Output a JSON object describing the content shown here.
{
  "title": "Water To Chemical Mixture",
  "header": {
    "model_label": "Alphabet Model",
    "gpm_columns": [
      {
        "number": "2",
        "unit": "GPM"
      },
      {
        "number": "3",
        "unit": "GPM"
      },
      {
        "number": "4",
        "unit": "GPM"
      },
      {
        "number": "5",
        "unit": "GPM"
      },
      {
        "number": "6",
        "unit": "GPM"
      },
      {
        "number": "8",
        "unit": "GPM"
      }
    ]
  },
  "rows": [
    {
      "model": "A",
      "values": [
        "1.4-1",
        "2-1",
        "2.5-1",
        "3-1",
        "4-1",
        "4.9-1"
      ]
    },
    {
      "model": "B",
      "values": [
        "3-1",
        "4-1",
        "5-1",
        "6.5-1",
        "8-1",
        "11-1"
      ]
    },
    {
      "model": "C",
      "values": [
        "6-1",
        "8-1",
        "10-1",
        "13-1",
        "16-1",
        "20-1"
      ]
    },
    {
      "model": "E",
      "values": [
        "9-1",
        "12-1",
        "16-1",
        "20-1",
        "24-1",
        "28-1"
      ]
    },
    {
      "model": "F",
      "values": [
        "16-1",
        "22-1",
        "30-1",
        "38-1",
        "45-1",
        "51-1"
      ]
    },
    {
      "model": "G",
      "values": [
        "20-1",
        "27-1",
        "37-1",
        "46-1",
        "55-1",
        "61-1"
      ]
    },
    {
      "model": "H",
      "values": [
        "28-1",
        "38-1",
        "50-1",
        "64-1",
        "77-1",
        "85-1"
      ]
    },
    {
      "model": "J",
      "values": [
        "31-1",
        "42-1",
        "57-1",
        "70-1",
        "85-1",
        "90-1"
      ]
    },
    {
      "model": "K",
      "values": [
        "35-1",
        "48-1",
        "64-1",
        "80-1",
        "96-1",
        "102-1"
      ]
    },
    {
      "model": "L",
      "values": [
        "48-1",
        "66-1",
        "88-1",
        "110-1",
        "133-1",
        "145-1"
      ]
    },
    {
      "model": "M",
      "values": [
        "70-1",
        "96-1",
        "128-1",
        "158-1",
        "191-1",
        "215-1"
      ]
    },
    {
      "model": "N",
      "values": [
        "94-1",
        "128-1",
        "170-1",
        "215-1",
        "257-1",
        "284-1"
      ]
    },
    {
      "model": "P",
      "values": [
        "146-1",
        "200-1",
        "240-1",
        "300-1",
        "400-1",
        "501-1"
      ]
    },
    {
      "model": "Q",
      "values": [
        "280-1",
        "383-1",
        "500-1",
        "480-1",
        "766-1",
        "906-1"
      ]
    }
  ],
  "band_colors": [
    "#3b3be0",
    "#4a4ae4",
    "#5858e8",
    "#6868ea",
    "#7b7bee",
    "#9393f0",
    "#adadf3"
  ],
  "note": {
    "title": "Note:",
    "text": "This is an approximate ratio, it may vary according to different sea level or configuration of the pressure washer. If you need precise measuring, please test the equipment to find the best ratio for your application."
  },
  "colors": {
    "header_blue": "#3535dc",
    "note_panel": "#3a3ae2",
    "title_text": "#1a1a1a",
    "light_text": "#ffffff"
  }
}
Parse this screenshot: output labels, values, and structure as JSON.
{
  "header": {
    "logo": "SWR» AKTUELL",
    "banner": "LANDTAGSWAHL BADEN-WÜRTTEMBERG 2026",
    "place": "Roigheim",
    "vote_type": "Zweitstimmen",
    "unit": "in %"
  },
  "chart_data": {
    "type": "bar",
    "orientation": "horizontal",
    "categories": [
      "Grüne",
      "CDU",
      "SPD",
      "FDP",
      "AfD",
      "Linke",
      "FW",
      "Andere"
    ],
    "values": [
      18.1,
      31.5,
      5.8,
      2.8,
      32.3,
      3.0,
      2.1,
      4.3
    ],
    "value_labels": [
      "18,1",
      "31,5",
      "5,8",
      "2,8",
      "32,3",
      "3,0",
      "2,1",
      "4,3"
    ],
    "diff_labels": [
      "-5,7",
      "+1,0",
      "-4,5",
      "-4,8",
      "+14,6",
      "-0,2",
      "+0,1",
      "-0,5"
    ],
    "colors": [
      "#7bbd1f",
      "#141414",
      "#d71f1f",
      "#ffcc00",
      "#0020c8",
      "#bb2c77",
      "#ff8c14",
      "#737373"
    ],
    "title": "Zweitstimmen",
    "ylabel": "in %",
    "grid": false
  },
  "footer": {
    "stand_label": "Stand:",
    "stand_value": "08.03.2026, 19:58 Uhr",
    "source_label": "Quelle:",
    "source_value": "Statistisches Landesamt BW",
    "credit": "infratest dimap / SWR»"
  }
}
^^^^
* _GIVEN INSTRUCTION_: Count the lines in the material above where the string "Zweitstimmen" appears, then state only that count.

* _SOLUTION BELOW_: 2